> **What you are asked to do**:
Below are records. Copy every line with "Returns" in it.

> **Material provided**:
########################################

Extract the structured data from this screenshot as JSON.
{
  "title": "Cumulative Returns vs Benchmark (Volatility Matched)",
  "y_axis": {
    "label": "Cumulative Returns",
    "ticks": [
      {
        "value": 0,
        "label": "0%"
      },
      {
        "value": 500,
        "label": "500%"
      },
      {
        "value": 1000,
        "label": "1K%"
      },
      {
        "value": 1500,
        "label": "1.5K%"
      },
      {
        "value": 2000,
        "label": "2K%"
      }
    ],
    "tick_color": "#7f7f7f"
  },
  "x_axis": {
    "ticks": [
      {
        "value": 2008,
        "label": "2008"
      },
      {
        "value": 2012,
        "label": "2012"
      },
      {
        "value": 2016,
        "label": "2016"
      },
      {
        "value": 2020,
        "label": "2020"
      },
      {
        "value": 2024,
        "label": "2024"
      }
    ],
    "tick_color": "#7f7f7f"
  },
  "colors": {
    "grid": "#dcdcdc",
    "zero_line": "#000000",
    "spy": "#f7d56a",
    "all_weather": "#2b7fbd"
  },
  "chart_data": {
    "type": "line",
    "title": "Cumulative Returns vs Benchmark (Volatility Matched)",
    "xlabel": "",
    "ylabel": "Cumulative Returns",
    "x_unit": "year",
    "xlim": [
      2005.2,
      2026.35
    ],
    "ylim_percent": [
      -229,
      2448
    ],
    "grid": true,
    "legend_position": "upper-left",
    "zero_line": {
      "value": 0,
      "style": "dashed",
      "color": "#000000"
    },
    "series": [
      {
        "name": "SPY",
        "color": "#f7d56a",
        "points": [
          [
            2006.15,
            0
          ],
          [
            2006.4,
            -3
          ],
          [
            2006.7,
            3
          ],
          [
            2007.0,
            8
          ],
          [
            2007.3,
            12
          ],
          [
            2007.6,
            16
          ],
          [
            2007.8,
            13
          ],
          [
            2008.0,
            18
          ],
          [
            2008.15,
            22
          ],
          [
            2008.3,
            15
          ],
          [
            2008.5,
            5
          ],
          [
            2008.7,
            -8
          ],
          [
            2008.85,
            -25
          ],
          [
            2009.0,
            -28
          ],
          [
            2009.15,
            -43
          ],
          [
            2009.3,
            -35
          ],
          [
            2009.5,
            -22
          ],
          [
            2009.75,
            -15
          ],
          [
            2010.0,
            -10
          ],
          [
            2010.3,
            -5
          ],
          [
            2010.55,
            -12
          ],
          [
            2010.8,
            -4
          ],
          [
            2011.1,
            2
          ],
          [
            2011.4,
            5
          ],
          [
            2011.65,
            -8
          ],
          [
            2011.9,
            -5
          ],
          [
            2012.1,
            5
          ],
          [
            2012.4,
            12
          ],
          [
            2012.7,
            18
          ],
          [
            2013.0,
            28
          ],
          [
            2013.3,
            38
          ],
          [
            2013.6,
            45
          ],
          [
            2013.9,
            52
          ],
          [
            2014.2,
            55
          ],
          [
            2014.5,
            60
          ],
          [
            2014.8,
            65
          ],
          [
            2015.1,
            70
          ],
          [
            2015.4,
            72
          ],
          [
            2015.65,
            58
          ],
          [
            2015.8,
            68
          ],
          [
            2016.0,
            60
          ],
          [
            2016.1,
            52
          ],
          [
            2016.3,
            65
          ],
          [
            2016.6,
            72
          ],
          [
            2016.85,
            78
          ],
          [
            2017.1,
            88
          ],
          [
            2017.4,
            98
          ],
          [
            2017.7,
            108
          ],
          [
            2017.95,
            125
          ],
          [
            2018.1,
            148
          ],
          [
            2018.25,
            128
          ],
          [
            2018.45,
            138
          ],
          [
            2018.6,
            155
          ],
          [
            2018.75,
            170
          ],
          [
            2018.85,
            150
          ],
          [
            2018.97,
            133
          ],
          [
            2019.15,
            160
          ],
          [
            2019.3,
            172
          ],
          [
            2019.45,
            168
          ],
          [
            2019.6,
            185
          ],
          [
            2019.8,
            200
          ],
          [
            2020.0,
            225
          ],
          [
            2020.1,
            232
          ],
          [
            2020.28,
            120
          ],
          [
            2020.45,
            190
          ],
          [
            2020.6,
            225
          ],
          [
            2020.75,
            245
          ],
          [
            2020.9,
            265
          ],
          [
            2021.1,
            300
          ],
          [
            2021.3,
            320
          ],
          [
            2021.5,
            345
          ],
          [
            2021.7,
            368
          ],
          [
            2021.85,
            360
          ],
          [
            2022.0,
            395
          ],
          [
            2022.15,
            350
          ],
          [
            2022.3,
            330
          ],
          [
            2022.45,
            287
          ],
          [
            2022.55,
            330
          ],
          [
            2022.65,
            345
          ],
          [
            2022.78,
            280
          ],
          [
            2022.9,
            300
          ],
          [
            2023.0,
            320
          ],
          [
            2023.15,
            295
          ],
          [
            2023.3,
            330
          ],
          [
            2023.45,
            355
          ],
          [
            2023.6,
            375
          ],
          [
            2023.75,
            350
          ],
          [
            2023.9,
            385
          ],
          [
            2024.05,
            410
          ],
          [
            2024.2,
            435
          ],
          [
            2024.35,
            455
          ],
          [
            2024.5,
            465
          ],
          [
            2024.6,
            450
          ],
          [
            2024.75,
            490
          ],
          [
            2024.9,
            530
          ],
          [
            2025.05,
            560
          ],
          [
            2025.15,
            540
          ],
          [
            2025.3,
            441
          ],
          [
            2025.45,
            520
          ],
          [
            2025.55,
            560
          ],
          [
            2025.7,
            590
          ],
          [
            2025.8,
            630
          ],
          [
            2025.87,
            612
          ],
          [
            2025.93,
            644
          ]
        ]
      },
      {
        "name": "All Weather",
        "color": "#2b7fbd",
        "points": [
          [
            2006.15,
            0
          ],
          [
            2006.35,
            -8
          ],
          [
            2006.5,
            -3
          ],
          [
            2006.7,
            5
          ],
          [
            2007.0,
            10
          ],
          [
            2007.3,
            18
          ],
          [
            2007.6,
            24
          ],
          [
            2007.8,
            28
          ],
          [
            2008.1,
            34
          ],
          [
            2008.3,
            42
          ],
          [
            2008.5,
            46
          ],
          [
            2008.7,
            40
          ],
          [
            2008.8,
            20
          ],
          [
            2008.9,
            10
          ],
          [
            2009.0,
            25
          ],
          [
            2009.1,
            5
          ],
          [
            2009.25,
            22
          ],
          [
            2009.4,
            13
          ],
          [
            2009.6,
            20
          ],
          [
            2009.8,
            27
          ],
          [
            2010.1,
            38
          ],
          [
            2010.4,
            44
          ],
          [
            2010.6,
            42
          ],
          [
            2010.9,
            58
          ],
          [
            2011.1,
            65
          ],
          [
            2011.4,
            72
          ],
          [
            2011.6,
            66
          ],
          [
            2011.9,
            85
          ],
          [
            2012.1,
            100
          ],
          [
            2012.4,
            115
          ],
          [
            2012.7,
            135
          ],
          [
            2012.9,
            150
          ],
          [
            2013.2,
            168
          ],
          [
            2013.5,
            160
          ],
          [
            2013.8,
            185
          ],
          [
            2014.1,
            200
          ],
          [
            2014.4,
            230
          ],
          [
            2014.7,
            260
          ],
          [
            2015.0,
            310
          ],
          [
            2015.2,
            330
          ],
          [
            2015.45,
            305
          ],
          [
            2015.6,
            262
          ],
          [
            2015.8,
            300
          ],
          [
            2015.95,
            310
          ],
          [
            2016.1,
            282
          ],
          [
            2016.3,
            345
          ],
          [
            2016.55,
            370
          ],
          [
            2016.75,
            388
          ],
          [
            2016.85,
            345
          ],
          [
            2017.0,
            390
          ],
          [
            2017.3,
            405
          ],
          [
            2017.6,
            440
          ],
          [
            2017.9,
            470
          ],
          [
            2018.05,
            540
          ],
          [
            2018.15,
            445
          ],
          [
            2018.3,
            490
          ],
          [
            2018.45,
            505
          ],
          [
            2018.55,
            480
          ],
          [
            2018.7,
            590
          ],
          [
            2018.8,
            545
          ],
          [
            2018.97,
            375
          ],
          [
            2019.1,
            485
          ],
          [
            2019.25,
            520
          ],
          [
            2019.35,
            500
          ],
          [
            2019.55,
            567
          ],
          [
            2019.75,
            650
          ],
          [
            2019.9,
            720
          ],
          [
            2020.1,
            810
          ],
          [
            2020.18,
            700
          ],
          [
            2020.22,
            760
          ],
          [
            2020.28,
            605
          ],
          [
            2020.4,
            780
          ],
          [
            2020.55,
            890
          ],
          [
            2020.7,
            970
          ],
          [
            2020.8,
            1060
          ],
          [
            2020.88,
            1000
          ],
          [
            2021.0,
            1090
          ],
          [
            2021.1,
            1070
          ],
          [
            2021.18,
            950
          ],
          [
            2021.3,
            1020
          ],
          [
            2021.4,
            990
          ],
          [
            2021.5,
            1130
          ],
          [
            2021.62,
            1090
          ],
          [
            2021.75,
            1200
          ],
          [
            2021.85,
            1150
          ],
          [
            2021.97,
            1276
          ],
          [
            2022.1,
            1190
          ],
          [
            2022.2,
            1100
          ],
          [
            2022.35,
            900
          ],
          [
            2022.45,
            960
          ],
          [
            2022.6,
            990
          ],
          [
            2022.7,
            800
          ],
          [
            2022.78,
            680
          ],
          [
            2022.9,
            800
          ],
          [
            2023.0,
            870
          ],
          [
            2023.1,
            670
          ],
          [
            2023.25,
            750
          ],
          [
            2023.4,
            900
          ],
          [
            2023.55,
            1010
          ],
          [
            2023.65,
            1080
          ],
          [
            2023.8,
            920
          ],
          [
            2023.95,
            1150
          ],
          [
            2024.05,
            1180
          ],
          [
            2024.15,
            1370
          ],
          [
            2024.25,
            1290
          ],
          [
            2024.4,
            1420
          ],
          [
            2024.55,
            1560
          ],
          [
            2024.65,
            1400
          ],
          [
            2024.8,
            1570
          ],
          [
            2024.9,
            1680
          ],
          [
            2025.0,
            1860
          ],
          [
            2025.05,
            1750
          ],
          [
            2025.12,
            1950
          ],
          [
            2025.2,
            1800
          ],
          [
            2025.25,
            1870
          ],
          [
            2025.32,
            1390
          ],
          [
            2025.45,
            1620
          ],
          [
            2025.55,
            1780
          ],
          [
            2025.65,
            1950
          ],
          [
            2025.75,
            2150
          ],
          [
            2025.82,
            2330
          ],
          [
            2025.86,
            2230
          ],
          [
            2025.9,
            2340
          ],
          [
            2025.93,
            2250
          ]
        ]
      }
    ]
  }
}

########################################

> **Reply**:
  "title": "Cumulative Returns vs Benchmark (Volatility Matched)",
    "label": "Cumulative Returns",
    "title": "Cumulative Returns vs Benchmark (Volatility Matched)",
    "ylabel": "Cumulative Returns",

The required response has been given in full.